What’s up with the Kim K. double standard?

    At first glance, it’s easy to understand why some Black women aren’t the biggest fans of Kim Kardashian. The reality star and entrepreneur seems to perpetually date only successful Black men, the demographic that so many sisters almost exclusively covet. However, Kim is not my concern. My gripe is an even bigger one aimed at Black men.

    While I don’t have any qualms about the possibility of Kanye West and Kim dating, as recent rumors suggest, what is curious to me is why successful Black men find Kim and other non-Black women who have common African-American attributes (read: big behinds) so desirable? Kim is clearly an attractive woman, but that doesn’t explain why brothers seem so eager, almost giddy, at the idea of dating and possibly “wifing” her up.

    No, I’m not hating. Kim can date whomever she pleases, but would a Black woman who’d starred in a sex tape be at the top of the list for these same successful brothers?

    If a Black woman were to have done the same exact things Kim did in her rise to fame, I can guarantee you that she would in no way have secured the same amount of success. I would bet my last dollar on it, in fact. As popular as video chick-turned-bestselling author Karrine Steffans has become, you never see successful brothers strutting around town with her on their arms.

########

▶ Short problem 1: Summarize the opinion piece on the Kim K. double standard in two sentences.

########

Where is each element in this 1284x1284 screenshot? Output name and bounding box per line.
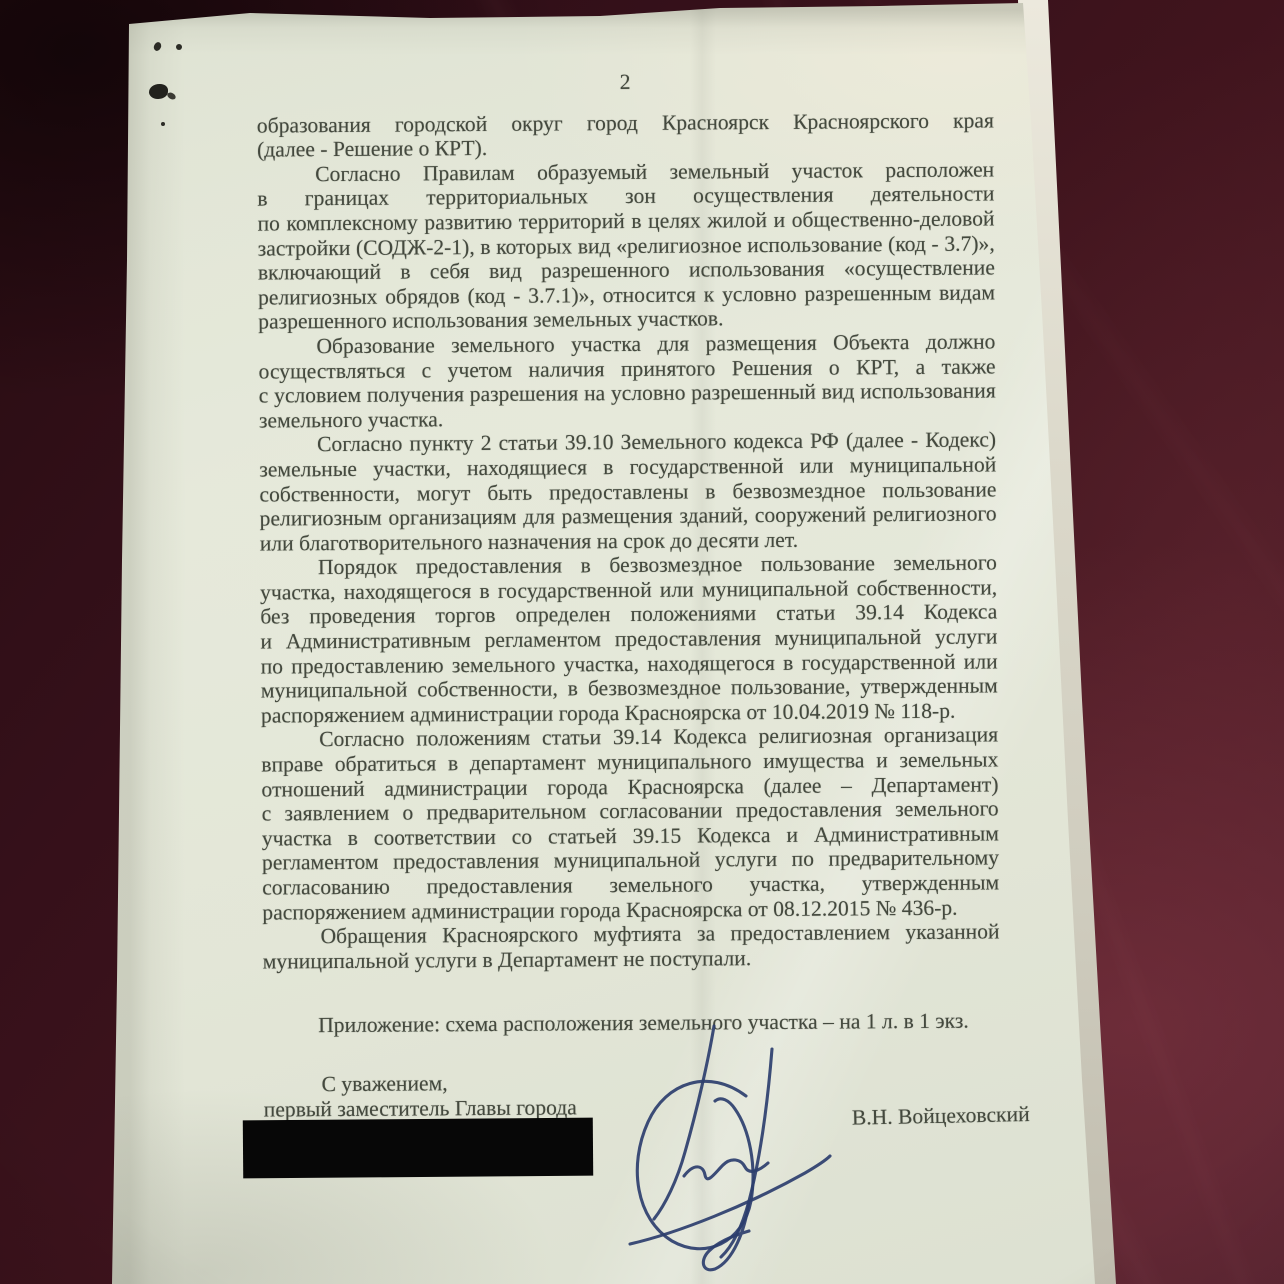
signer-name: В.Н. Войцеховский	[852, 1102, 1030, 1130]
redaction-box	[243, 1118, 593, 1179]
page-number: 2	[256, 67, 993, 97]
ink-speck	[152, 41, 162, 52]
ink-speck	[166, 91, 177, 101]
document-content: 2 образования городской округ город Крас…	[256, 0, 1001, 1122]
body-line: с условием получения разрешения на услов…	[259, 379, 996, 409]
body-line: религиозным организациям для размещения …	[260, 502, 997, 532]
body-line: муниципальной услуги в Департамент не по…	[263, 944, 1000, 974]
document-body: образования городской округ город Красно…	[257, 108, 1000, 974]
desk-background: 2 образования городской округ город Крас…	[0, 0, 1284, 1284]
ink-speck	[149, 84, 168, 99]
handwritten-signature	[596, 1004, 876, 1284]
ink-speck	[161, 122, 165, 126]
body-line: Обращения Красноярского муфтията за пред…	[262, 920, 999, 950]
ink-speck	[176, 44, 182, 50]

########

▶ Short problem 2: Present the entries starting at the line that contains "1102, 1030, 1130]" and ending at the line that contains "document-body: образования городской" as a Markdown table with the columns Row and Line. Leave out any blank lines.

▶ Output 1: Some Black women seem to dislike Kim Kardashian because she appears to date only successful Black men. The writer's bigger complaint is with those men, who seem so eager to date her and other non-Black women with common African-American attributes, when a Black woman who had done the same things to become famous would not have gained the same success.

▶ Output 2:
| Row | Line |
|---|---|
| 1 | signer-name: В.Н. Войцеховский	[852, 1102, 1030, 1130] |
| 2 | redaction-box	[243, 1118, 593, 1179] |
| 3 | page-number: 2	[256, 67, 993, 97] |
| 4 | ink-speck	[152, 41, 162, 52] |
| 5 | ink-speck	[166, 91, 177, 101] |
| 6 | document-content: 2 образования городской округ город Крас…	[256, 0, 1001, 1122] |
| 7 | body-line: с условием получения разрешения на услов…	[259, 379, 996, 409] |
| 8 | body-line: религиозным организациям для размещения …	[260, 502, 997, 532] |
| 9 | body-line: муниципальной услуги в Департамент не по…	[263, 944, 1000, 974] |
| 10 | document-body: образования городской округ город Красно…	[257, 108, 1000, 974] |